SUPPLIED MATERIAL:
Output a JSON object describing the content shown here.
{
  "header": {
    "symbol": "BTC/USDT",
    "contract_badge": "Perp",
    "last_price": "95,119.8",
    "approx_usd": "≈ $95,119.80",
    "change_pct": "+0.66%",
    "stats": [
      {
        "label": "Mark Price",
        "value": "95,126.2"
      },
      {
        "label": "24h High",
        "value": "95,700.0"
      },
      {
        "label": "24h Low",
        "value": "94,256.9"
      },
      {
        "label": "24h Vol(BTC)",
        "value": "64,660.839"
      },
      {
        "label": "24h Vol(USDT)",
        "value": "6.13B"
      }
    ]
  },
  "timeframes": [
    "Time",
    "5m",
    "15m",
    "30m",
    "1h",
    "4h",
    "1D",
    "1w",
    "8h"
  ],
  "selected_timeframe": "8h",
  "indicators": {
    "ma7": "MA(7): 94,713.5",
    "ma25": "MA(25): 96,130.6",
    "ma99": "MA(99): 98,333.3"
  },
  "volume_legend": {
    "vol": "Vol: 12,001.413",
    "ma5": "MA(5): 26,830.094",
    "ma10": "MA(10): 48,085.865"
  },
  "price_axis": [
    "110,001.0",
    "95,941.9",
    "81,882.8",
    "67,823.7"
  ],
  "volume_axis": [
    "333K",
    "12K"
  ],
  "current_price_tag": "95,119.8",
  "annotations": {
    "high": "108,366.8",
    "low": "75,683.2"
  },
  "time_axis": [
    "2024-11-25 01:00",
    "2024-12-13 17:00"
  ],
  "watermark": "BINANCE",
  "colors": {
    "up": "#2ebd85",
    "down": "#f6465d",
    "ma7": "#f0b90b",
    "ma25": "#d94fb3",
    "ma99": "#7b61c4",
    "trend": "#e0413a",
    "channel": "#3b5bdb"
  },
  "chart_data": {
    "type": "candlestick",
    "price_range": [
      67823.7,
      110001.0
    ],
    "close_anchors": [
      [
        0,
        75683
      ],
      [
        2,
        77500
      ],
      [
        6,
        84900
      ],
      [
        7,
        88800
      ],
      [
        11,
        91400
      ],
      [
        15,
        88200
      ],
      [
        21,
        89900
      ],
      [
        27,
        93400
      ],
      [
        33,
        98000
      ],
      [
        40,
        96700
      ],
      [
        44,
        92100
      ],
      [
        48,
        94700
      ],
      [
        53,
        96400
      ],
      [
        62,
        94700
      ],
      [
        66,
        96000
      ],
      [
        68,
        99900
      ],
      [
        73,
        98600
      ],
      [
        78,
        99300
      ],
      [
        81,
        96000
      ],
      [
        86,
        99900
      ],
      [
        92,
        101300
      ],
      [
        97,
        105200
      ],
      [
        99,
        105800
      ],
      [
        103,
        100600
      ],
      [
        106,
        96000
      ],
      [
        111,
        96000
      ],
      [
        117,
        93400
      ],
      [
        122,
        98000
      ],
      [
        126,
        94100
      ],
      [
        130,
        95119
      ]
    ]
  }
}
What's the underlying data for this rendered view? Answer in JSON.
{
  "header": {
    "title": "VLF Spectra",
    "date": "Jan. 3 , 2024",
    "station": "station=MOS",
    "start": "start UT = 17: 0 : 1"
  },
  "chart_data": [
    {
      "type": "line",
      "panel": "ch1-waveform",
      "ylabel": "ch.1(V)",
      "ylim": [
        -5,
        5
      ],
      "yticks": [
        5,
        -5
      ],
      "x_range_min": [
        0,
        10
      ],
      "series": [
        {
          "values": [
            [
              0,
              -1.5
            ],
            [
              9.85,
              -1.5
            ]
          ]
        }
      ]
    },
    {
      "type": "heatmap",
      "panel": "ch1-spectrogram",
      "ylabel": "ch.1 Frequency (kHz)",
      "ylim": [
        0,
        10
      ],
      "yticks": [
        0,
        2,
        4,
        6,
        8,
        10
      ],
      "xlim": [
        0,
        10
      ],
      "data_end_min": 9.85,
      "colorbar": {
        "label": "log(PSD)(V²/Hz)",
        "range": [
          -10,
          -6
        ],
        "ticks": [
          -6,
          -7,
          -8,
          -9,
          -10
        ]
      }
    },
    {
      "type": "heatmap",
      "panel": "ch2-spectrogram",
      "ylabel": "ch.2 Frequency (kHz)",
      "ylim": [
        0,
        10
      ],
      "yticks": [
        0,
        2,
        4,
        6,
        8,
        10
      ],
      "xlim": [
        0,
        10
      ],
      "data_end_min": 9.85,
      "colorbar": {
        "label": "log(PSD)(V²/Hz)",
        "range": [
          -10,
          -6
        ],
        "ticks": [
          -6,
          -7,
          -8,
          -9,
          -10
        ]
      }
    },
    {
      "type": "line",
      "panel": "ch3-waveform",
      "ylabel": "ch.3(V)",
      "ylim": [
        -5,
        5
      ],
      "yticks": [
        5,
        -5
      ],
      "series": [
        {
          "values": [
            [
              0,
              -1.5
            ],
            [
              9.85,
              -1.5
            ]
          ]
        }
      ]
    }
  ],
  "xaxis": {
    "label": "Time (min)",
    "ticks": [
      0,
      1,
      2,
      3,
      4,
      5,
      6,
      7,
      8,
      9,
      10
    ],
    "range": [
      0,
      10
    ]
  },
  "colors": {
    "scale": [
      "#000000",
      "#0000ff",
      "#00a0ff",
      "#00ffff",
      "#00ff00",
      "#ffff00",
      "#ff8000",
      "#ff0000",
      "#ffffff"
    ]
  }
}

SET TASK: Reply with nothing except the number of lines in the listing above that include the string "spectrogram".

OUTPUT FOR THIS EXERCISE: 2